### WRITTEN EXERCISE
Of the lines listed below, how many contain the string "реализацию"? Answer with the number alone.

### INPUT MATERIAL
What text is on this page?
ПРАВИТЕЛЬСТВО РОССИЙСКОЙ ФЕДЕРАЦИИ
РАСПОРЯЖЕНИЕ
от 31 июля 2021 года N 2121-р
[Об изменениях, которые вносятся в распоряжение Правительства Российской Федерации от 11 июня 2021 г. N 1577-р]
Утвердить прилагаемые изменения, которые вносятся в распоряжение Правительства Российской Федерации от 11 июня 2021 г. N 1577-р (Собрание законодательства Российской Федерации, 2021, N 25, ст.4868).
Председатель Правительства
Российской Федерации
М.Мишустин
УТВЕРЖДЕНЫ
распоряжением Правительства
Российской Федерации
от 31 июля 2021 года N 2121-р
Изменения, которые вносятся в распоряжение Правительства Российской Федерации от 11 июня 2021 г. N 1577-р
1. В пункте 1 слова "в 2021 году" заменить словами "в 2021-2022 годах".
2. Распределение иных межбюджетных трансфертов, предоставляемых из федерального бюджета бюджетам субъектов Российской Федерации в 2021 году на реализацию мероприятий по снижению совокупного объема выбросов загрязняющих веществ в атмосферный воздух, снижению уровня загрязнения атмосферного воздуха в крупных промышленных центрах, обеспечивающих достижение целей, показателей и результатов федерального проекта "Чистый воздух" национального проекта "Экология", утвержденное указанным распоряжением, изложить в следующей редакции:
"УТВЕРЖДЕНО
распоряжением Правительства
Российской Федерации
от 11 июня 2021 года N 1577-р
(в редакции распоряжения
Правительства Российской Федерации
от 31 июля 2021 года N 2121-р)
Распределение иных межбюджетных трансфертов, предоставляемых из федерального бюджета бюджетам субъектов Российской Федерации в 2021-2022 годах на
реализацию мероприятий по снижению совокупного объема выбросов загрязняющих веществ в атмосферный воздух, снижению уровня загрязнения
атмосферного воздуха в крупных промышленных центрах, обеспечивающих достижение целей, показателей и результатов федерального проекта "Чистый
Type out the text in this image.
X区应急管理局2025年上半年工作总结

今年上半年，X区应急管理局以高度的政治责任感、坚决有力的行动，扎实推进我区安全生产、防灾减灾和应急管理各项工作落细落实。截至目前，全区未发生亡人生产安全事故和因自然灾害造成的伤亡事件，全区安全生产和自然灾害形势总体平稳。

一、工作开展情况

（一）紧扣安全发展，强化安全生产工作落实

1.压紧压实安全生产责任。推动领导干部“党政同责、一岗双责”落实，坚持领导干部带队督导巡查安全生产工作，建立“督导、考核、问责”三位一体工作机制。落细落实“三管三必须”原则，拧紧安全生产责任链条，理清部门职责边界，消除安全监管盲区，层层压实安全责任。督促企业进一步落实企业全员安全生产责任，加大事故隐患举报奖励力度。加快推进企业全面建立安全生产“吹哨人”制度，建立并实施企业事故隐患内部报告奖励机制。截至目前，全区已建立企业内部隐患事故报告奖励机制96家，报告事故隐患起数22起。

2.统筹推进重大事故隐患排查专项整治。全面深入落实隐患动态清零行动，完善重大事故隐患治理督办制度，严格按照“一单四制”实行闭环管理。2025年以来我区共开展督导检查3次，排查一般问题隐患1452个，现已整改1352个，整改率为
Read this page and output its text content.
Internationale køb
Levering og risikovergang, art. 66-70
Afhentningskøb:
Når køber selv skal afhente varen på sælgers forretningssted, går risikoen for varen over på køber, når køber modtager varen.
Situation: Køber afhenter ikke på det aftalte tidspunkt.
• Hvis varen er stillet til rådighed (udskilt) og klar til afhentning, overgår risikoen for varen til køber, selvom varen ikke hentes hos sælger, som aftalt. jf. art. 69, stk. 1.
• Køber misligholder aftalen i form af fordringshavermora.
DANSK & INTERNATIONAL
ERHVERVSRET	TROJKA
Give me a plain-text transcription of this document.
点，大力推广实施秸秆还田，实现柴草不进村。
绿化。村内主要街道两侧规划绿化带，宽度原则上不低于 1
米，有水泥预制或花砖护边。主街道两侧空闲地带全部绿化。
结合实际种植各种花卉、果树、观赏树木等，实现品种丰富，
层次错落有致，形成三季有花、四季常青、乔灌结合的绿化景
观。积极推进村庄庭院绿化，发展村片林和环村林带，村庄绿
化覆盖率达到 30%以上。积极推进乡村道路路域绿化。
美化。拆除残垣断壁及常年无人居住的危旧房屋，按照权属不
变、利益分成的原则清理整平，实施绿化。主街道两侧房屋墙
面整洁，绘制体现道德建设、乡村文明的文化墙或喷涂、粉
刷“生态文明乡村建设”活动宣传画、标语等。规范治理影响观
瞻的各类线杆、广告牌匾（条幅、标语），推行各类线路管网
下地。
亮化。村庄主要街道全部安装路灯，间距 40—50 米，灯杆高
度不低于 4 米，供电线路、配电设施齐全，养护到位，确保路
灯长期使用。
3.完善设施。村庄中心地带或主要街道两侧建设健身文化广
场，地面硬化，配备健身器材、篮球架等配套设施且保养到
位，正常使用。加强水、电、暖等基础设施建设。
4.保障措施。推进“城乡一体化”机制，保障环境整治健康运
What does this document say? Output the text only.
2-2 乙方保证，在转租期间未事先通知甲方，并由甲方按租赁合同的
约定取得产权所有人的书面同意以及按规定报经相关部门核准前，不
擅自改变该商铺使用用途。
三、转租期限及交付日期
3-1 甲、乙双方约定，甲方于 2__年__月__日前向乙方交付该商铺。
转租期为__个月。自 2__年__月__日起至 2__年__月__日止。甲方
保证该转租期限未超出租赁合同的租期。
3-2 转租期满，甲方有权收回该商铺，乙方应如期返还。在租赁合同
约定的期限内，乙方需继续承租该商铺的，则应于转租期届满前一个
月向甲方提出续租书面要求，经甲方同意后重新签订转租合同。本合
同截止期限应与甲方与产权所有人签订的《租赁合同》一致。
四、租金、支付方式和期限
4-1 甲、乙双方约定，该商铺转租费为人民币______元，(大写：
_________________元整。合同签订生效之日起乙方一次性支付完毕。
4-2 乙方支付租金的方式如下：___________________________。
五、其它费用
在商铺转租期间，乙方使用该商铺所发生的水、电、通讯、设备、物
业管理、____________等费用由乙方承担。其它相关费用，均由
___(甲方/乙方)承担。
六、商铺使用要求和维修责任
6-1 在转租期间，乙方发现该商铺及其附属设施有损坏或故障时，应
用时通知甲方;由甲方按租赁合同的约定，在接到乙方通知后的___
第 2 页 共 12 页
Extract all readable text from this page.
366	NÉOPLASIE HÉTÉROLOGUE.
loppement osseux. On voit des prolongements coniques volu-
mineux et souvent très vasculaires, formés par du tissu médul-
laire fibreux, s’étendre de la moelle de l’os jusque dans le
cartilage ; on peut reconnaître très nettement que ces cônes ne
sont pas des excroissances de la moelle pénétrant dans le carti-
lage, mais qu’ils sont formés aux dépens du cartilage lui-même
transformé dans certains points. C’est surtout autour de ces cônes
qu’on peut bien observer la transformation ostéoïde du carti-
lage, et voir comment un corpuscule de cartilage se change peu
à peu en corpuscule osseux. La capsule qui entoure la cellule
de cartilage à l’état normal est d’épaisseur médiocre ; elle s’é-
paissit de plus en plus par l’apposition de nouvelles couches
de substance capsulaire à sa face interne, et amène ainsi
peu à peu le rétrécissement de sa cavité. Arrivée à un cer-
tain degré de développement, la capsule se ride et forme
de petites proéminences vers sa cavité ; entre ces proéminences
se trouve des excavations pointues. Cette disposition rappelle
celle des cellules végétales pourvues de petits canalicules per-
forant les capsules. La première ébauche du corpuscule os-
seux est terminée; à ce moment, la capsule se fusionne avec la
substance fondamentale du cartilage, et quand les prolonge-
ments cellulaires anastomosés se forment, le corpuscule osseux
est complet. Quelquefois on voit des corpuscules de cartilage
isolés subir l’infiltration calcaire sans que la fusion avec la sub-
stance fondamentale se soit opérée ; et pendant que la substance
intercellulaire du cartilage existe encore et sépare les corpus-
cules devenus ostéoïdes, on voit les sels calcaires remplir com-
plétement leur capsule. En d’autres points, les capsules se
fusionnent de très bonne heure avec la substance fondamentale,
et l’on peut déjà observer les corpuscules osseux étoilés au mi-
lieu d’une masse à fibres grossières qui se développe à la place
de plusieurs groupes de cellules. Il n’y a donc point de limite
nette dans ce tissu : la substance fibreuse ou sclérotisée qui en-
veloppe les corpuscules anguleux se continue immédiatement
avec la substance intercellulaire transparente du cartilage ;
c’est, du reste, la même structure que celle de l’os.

### ANSWER
2